■ **INPUT RECORDS**

──────────

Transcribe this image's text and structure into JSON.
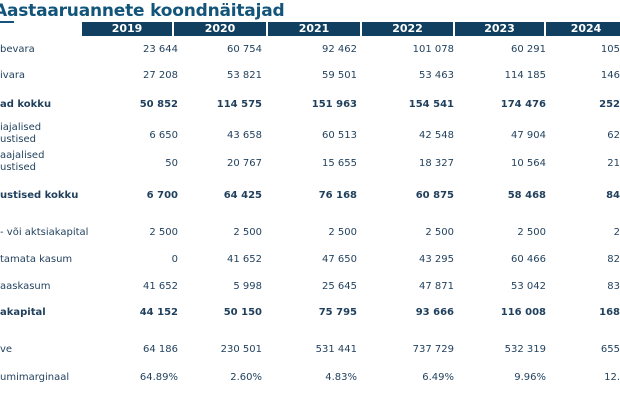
{
  "title": "Aastaaruannete koondnäitajad",
  "columns": [
    "2019",
    "2020",
    "2021",
    "2022",
    "2023",
    "2024"
  ],
  "rows": [
    {
      "label": "bevara",
      "bold": false,
      "values": [
        "23 644",
        "60 754",
        "92 462",
        "101 078",
        "60 291",
        "105"
      ]
    },
    {
      "label": "ivara",
      "bold": false,
      "values": [
        "27 208",
        "53 821",
        "59 501",
        "53 463",
        "114 185",
        "146"
      ]
    },
    {
      "label": "ad kokku",
      "bold": true,
      "values": [
        "50 852",
        "114 575",
        "151 963",
        "154 541",
        "174 476",
        "252"
      ]
    },
    {
      "label": "iajalised\nustised",
      "bold": false,
      "values": [
        "6 650",
        "43 658",
        "60 513",
        "42 548",
        "47 904",
        "62"
      ]
    },
    {
      "label": "aajalised\nustised",
      "bold": false,
      "values": [
        "50",
        "20 767",
        "15 655",
        "18 327",
        "10 564",
        "21"
      ]
    },
    {
      "label": "ustised kokku",
      "bold": true,
      "values": [
        "6 700",
        "64 425",
        "76 168",
        "60 875",
        "58 468",
        "84"
      ]
    },
    {
      "label": "- või aktsiakapital",
      "bold": false,
      "values": [
        "2 500",
        "2 500",
        "2 500",
        "2 500",
        "2 500",
        "2"
      ]
    },
    {
      "label": "tamata kasum",
      "bold": false,
      "values": [
        "0",
        "41 652",
        "47 650",
        "43 295",
        "60 466",
        "82"
      ]
    },
    {
      "label": "aaskasum",
      "bold": false,
      "values": [
        "41 652",
        "5 998",
        "25 645",
        "47 871",
        "53 042",
        "83"
      ]
    },
    {
      "label": "akapital",
      "bold": true,
      "values": [
        "44 152",
        "50 150",
        "75 795",
        "93 666",
        "116 008",
        "168"
      ]
    },
    {
      "label": "ve",
      "bold": false,
      "values": [
        "64 186",
        "230 501",
        "531 441",
        "737 729",
        "532 319",
        "655"
      ]
    },
    {
      "label": "umimarginaal",
      "bold": false,
      "values": [
        "64.89%",
        "2.60%",
        "4.83%",
        "6.49%",
        "9.96%",
        "12."
      ]
    }
  ]
}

──────────

■ **TASK GOAL**
Pick out every line with the string "nustised" and copy it.

■ **REPLY**
      "label": "iajalised\nustised",
      "label": "aajalised\nustised",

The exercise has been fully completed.